- Text for analysis -
Sam Ervin, 1896-1985: A Giant Has Fallen
WINSTON-SALEM, N.C. (AP) _ The death of former U.S. Sen. Sam J. Ervin Jr., the ″country lawyer″ who presided over the Watergate hearings that led to the resignation of a president, has cost the nation a ″towering historical figure″ who championed the Constitution.
Ervin, 88, died of respiratory failure Tuesday at North Carolina Baptist Hospital’s Bowman Gray Medical Center, said hospital spokesman Roger Rollman. Kidney failure contributed to his death, Rollman said.
A critic of the civil rights movement and a supporter of individual civil liberties during his 20 years in the Senate, Ervin was hailed by former Gov. Jim Hunt as a man who ″loved the Constitution more than any man alive today.″
″He protected it during its time of greatest crisis and helped write history for our state and nation,″ Hunt said. ″He will truly be recorded as a towering historical figure and all North Carolina will forever be proud of him.″
Sen. Jesse Helms, R-N.C., who called Ervin his mentor, adviser on constitutional matters and friend, said, ″A giant has fallen ... I’ve never known a more remarkable American than Sam Ervin.″
U.S. District Court Judge John J. Sirica, who presided over trials involving the break-in at Democratic party headquarters in 1972 and the subsequent White House coverup, said: ″I was very fond of him and admired his patriotism, his dedication to his work and above all, his courage.″
Ervin’s strict interpretation of the Constitution defied easy political classification. He sided with liberals and conservatives in becoming one of the chamber’s most respected authorities on Constitutional law.
Ervin battled affirmative action proposals, the Equal Rights Amendment, surveillance of dissenters during the Vietnam War and efforts to return prayer to public schools.
For him, it was all the same battle - preserving the Constitution.
Ervin’s independence made him a natural choice when Senate leaders sought a chairman for the sensitive and potentially explosive hearings on Watergate in the summer of 1973.To Ervin, the scandal that led to the resignation of President Richard Nixon was the nation’s biggest tragedy since the Civil War.
″In the Civil War, there were many redeeming features of sacrifice and valor displayed on both sides,″ he said. ″But there was no sacrifice or spirit of sacrifice, or no valor, really, displayed on the part of those responsible for the Watergate hearings, except to sacrifice their character.″ However, he added, ″We do have this encouragement. We were able to weather the Watergate affair with all our essential institutions of government intact.″
During the Watergate hearings, ″Senator Sam″ T-shirts and buttons sprouted across the nation. But Ervin, his bushy eyebrows telegraphing moral indignation and blue-gray eyes twinkling at the onset of a joke, insisted he was ″just an old country lawyer.″
Ervin was born Sept. 27, 1896, in the foothills town of Morganton, one of 10 children.
His father, Samuel J. Ervin Sr., was a self-taught lawyer who ″hated the oppression of government, and I guess instilled in me the idea that, after all, the greatest threat to our liberties comes from government, not from others.″
After fighting in World War I and armed with a law degree from Harvard in 1922, he returned to Morganton and married Margaret Bell.

- Exercise directions -
According to the text about Sam Ervin, in what town was he born?

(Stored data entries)
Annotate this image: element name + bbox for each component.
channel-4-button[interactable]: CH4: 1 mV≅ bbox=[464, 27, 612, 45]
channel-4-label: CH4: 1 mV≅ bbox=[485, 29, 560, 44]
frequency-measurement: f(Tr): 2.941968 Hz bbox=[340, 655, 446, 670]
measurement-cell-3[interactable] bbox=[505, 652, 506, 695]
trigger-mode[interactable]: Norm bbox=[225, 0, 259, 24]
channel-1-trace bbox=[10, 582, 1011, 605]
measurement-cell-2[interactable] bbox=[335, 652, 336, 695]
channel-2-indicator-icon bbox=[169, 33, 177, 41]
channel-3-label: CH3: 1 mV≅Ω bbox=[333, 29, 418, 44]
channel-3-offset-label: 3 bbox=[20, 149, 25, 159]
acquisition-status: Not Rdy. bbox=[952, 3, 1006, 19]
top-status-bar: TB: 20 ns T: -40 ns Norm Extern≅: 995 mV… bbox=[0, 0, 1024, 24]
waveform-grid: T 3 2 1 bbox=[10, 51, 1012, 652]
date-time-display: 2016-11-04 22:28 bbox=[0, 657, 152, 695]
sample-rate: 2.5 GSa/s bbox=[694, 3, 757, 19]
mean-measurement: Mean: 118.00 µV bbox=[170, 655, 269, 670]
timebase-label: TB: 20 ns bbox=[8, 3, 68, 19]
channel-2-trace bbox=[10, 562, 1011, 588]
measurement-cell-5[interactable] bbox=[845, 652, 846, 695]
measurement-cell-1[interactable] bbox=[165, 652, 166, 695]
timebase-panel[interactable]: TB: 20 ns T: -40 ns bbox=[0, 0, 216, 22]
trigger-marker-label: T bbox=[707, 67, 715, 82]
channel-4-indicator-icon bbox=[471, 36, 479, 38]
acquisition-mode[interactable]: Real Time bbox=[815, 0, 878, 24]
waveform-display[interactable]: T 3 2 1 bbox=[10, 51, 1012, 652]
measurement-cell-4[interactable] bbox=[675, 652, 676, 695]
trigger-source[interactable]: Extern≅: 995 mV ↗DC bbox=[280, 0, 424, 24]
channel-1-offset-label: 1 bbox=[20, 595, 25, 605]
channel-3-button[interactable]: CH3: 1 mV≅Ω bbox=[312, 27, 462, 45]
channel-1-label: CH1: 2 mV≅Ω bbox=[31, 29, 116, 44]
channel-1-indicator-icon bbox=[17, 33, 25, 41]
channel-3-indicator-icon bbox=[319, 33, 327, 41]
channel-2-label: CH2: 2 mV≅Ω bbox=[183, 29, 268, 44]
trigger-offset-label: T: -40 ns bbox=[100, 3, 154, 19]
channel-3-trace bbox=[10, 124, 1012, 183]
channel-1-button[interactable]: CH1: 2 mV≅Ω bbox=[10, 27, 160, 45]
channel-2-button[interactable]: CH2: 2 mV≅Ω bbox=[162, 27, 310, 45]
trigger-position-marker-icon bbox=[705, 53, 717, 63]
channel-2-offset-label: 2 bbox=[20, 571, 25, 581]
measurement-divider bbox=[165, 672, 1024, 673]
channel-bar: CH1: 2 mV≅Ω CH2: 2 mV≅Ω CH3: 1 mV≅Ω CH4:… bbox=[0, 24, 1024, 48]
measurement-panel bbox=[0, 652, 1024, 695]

- Response area -
Morganton